→ Provided material:

--- BEGIN ---

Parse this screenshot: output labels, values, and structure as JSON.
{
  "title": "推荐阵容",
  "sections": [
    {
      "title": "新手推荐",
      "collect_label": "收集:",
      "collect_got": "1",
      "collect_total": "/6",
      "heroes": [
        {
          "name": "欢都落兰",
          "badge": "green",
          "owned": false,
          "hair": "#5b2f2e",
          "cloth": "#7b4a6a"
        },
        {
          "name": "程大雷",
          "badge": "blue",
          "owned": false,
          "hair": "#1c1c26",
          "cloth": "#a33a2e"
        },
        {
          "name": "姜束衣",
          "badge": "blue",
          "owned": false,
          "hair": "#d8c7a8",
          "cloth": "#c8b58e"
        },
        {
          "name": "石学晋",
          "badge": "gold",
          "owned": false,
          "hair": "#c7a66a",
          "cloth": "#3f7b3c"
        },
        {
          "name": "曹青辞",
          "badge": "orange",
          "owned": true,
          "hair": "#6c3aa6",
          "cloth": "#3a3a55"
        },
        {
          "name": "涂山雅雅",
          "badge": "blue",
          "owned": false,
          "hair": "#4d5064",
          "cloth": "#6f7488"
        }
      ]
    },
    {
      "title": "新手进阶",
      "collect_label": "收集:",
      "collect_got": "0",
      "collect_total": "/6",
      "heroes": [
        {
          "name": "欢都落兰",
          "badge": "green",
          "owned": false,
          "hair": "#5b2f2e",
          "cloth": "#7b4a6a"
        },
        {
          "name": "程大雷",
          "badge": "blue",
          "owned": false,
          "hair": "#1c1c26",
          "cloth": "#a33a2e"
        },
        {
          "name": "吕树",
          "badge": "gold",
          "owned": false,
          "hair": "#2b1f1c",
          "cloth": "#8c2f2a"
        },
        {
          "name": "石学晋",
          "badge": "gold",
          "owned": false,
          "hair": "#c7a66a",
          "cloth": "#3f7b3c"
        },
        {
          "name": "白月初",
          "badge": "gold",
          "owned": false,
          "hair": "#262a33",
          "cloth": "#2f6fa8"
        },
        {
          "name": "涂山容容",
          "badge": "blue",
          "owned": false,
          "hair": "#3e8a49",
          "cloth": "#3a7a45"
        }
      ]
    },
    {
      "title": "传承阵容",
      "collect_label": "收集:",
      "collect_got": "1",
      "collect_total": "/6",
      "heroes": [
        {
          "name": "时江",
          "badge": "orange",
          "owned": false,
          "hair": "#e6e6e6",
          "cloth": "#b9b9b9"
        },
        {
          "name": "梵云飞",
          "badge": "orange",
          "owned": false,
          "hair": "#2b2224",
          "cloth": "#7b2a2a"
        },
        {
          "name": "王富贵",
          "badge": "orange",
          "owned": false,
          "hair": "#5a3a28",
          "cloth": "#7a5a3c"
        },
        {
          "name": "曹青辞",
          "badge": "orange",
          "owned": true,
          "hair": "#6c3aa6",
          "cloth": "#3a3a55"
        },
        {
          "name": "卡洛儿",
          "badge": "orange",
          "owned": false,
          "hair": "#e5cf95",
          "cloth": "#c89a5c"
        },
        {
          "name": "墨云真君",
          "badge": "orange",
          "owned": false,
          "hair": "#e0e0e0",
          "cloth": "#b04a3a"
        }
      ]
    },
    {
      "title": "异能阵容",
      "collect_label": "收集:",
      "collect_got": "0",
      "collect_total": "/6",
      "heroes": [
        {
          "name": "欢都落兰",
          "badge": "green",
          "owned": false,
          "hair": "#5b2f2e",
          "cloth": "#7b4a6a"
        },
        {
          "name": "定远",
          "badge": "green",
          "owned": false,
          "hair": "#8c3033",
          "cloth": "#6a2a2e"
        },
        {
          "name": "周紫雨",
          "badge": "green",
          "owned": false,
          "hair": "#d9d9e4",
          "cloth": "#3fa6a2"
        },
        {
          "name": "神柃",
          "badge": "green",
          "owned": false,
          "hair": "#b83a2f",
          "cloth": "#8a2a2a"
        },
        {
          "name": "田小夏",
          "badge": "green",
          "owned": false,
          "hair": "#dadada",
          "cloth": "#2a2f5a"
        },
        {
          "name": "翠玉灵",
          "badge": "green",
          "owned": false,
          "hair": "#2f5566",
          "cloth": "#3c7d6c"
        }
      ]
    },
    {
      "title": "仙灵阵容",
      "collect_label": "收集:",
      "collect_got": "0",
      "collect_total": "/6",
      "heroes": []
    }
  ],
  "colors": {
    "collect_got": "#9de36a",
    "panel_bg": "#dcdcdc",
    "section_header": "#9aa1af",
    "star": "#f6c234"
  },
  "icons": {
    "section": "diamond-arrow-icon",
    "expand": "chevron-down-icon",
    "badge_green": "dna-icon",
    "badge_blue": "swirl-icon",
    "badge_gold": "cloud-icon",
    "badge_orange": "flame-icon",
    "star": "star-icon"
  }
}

--- END ---
--- BEGIN ---

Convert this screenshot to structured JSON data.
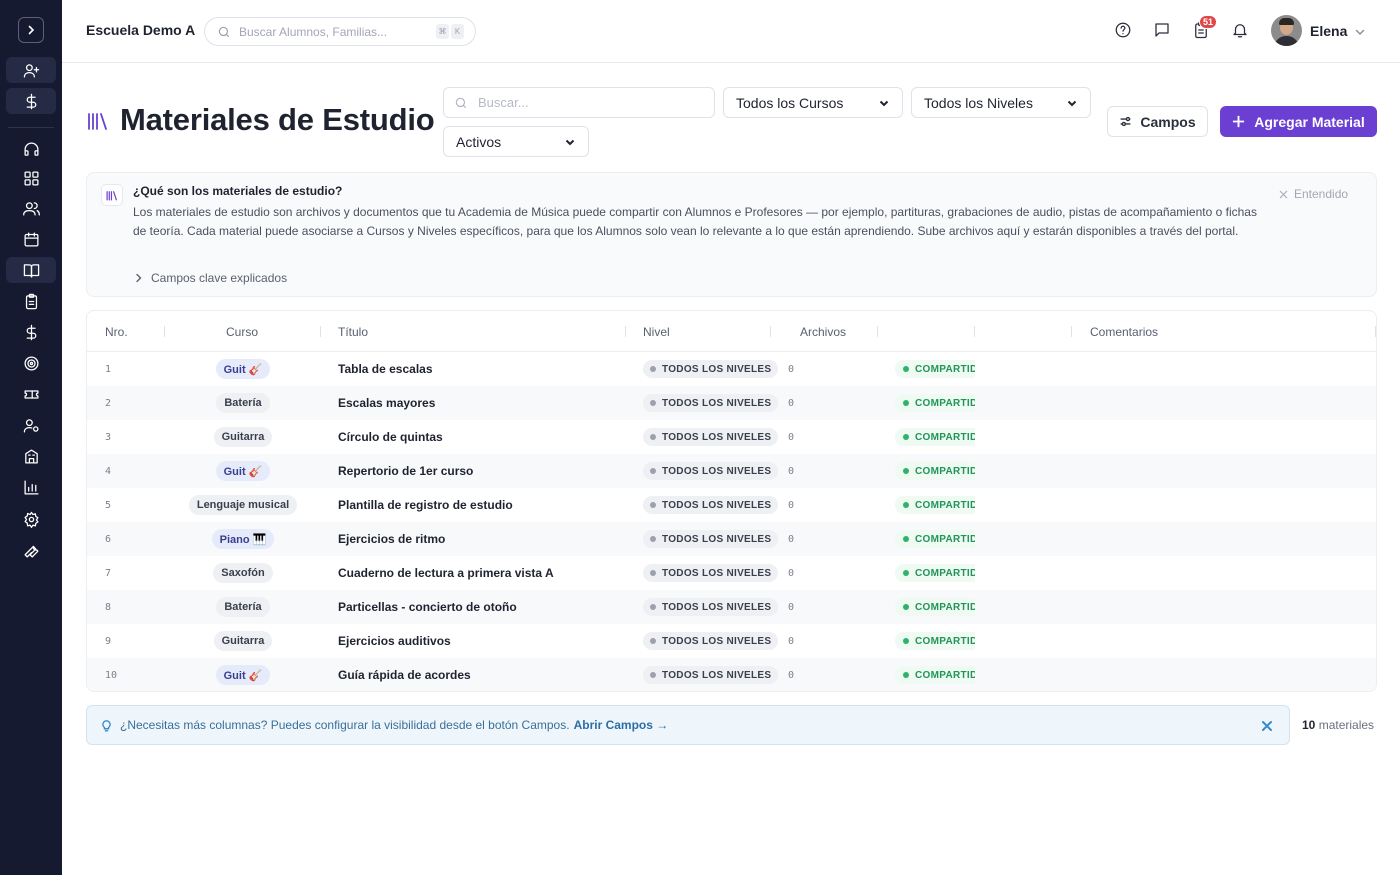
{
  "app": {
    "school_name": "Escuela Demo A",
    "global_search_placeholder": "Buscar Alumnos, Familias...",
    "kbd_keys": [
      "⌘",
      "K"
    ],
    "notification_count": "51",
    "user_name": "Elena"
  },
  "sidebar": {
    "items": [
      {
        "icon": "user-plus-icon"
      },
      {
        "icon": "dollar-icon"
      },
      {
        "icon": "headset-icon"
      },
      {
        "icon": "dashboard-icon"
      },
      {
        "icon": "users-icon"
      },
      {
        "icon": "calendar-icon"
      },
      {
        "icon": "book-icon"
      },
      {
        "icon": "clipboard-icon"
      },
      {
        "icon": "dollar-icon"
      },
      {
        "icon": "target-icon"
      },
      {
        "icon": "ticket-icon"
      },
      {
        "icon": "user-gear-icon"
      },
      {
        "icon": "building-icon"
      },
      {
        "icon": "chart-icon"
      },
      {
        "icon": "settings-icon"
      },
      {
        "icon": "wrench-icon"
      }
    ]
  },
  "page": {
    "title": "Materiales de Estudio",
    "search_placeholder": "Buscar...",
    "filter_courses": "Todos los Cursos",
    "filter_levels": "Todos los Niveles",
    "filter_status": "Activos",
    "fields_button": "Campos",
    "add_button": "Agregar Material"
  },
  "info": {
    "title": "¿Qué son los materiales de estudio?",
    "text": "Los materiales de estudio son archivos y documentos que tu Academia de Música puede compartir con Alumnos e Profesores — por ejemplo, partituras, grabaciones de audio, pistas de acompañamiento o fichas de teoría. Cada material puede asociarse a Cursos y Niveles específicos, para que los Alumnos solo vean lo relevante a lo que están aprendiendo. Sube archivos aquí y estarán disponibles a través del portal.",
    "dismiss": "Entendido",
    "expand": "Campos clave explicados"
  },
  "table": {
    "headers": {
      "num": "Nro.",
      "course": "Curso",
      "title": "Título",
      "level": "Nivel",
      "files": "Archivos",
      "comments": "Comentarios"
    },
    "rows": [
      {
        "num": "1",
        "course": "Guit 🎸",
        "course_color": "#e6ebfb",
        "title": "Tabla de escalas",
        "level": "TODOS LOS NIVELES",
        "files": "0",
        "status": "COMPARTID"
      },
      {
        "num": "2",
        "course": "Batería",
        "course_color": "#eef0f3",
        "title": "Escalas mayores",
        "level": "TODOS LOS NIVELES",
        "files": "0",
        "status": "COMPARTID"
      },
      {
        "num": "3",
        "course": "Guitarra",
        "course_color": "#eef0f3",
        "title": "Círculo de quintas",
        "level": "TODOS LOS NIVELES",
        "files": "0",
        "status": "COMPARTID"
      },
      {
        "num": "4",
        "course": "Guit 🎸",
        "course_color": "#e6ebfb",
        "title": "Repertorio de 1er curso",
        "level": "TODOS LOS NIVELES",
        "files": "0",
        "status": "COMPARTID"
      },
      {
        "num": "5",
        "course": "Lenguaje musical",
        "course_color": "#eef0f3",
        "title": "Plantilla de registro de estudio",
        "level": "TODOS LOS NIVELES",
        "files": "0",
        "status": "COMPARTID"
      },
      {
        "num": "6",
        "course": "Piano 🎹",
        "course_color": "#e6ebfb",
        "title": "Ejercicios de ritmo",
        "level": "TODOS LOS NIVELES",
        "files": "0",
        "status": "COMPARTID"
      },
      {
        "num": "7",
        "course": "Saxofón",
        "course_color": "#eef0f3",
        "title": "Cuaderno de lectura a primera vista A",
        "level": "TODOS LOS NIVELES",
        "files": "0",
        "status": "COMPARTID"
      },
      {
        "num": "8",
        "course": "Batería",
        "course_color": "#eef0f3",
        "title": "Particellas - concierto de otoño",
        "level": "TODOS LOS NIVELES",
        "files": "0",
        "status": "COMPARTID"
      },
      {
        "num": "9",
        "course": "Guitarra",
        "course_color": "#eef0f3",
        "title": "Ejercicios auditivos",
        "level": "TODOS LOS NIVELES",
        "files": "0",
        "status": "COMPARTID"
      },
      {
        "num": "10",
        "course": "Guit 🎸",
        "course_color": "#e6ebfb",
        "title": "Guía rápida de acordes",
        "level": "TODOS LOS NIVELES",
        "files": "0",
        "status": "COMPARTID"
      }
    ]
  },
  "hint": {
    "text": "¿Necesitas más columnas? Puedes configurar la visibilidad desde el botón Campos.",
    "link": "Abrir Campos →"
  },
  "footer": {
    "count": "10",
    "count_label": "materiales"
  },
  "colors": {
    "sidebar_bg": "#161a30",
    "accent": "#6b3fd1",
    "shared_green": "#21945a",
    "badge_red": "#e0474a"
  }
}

--- END ---
--- BEGIN ---

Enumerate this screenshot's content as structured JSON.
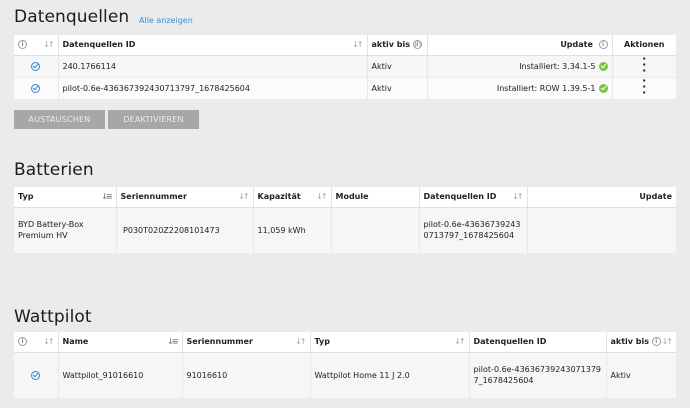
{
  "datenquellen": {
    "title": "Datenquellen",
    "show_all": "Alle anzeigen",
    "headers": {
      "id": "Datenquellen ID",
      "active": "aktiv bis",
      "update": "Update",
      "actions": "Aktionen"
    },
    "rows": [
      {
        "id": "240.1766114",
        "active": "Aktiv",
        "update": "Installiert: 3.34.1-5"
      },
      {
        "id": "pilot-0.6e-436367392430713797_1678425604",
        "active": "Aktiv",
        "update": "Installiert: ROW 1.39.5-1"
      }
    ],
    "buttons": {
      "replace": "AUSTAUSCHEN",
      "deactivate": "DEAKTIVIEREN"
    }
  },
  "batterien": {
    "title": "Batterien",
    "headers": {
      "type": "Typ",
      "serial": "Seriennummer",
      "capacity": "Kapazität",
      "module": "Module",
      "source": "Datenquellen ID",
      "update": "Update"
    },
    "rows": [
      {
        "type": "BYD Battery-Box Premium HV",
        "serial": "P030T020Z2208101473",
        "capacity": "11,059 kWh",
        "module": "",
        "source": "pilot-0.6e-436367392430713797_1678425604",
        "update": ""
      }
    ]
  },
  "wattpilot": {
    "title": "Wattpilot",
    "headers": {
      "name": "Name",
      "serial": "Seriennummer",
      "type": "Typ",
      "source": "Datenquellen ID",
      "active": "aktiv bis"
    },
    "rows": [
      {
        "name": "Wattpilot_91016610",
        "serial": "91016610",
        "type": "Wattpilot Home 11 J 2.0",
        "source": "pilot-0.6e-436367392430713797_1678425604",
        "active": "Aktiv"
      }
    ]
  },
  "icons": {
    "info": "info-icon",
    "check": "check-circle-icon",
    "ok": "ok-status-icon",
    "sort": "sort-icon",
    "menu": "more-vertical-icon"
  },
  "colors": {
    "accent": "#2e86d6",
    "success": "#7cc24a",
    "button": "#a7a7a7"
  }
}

--- END ---

→ Request:
How many lines of the records contain the string "Buscar"? Respond with the number alone.

→ Response to the task:
2